--- Data shown ---

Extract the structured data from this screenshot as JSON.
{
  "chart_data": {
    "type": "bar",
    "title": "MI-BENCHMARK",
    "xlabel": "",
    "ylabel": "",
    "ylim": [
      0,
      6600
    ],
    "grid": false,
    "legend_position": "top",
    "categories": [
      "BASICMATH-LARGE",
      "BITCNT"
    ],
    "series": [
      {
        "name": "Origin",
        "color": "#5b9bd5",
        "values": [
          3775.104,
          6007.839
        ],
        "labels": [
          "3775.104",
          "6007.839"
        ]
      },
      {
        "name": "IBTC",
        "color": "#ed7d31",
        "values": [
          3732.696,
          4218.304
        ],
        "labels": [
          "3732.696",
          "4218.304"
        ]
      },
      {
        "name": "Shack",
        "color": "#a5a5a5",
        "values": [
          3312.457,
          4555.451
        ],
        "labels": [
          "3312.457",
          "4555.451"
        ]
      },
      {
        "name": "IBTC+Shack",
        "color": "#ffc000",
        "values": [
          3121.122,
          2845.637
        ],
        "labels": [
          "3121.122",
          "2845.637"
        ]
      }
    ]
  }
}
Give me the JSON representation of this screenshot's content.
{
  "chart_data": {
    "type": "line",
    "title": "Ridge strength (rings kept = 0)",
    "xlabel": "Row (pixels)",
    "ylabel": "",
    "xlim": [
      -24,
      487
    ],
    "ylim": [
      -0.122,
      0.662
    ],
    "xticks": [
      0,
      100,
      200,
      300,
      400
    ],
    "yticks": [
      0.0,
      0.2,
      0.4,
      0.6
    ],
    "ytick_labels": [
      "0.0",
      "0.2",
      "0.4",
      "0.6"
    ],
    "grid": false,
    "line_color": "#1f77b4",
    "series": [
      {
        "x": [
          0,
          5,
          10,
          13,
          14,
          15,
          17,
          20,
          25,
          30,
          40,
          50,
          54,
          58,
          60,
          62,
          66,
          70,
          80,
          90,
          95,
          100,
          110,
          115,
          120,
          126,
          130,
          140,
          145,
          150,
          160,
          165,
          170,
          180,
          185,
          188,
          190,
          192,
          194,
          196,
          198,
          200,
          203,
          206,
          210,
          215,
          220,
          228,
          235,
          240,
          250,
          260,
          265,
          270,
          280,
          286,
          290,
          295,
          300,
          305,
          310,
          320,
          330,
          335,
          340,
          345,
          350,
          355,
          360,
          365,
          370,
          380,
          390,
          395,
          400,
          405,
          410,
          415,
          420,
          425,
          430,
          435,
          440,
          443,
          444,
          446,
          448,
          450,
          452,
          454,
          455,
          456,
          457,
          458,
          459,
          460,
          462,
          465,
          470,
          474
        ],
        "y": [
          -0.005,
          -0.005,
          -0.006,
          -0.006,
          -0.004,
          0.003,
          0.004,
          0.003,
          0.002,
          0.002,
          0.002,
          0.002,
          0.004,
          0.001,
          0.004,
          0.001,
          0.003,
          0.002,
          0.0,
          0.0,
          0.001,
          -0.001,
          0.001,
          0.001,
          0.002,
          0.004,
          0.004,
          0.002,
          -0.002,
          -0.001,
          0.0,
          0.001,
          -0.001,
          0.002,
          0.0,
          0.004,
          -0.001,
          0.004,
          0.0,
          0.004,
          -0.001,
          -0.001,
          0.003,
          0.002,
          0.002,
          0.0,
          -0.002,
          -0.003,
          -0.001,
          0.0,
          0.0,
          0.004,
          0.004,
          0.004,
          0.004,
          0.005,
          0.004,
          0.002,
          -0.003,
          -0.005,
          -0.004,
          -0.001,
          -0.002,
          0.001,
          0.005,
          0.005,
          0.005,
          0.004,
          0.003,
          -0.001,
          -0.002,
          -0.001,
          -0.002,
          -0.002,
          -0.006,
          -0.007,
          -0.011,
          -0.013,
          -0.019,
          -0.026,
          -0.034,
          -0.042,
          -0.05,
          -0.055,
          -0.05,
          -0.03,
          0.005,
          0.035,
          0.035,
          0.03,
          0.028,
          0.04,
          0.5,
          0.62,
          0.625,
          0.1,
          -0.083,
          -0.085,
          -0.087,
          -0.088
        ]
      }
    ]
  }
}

---

Objective - Copy whichever lines in the listing above contain the word "screenshot".

Result for this exercise -
Extract the structured data from this screenshot as JSON.
Give me the JSON representation of this screenshot's content.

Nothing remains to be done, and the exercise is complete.